Available data:

========

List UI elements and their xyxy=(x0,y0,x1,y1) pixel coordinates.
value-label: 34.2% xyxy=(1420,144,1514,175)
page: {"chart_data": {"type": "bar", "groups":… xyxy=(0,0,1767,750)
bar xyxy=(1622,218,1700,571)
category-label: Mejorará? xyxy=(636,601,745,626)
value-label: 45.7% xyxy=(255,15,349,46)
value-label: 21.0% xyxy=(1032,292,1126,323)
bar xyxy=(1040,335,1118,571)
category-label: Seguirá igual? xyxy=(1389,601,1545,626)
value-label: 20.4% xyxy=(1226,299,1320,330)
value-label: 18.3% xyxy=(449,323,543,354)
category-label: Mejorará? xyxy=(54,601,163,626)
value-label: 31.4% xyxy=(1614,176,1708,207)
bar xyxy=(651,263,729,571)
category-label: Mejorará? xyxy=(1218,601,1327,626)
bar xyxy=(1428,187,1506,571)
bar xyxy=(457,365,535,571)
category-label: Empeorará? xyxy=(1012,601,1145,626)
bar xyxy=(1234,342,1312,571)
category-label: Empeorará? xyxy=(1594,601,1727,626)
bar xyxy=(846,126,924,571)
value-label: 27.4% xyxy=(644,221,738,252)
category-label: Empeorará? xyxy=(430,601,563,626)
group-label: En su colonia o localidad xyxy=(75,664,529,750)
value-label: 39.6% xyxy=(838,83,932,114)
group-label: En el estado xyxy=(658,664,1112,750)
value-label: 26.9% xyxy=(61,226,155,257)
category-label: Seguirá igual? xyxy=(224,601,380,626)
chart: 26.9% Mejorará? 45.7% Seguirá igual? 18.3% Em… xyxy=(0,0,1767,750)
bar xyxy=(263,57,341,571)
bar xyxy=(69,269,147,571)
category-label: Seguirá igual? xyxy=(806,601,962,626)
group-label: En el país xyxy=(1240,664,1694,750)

========

Format every line of these items as a numbered list, leaving out any blank lines.

1. List UI elements and their xyxy=(x0,y0,x1,y1) pixel coordinates.
2. value-label: 34.2% xyxy=(1420,144,1514,175)
3. page: {"chart_data": {"type": "bar", "groups":… xyxy=(0,0,1767,750)
4. bar xyxy=(1622,218,1700,571)
5. category-label: Mejorará? xyxy=(636,601,745,626)
6. value-label: 45.7% xyxy=(255,15,349,46)
7. value-label: 21.0% xyxy=(1032,292,1126,323)
8. bar xyxy=(1040,335,1118,571)
9. category-label: Seguirá igual? xyxy=(1389,601,1545,626)
10. value-label: 20.4% xyxy=(1226,299,1320,330)
11. value-label: 18.3% xyxy=(449,323,543,354)
12. category-label: Mejorará? xyxy=(54,601,163,626)
13. value-label: 31.4% xyxy=(1614,176,1708,207)
14. bar xyxy=(651,263,729,571)
15. category-label: Mejorará? xyxy=(1218,601,1327,626)
16. bar xyxy=(1428,187,1506,571)
17. bar xyxy=(457,365,535,571)
18. category-label: Empeorará? xyxy=(1012,601,1145,626)
19. bar xyxy=(1234,342,1312,571)
20. category-label: Empeorará? xyxy=(1594,601,1727,626)
21. bar xyxy=(846,126,924,571)
22. value-label: 27.4% xyxy=(644,221,738,252)
23. category-label: Empeorará? xyxy=(430,601,563,626)
24. group-label: En su colonia o localidad xyxy=(75,664,529,750)
25. value-label: 39.6% xyxy=(838,83,932,114)
26. group-label: En el estado xyxy=(658,664,1112,750)
27. value-label: 26.9% xyxy=(61,226,155,257)
28. category-label: Seguirá igual? xyxy=(224,601,380,626)
29. chart: 26.9% Mejorará? 45.7% Seguirá igual? 18.3% Em… xyxy=(0,0,1767,750)
30. bar xyxy=(263,57,341,571)
31. bar xyxy=(69,269,147,571)
32. category-label: Seguirá igual? xyxy=(806,601,962,626)
33. group-label: En el país xyxy=(1240,664,1694,750)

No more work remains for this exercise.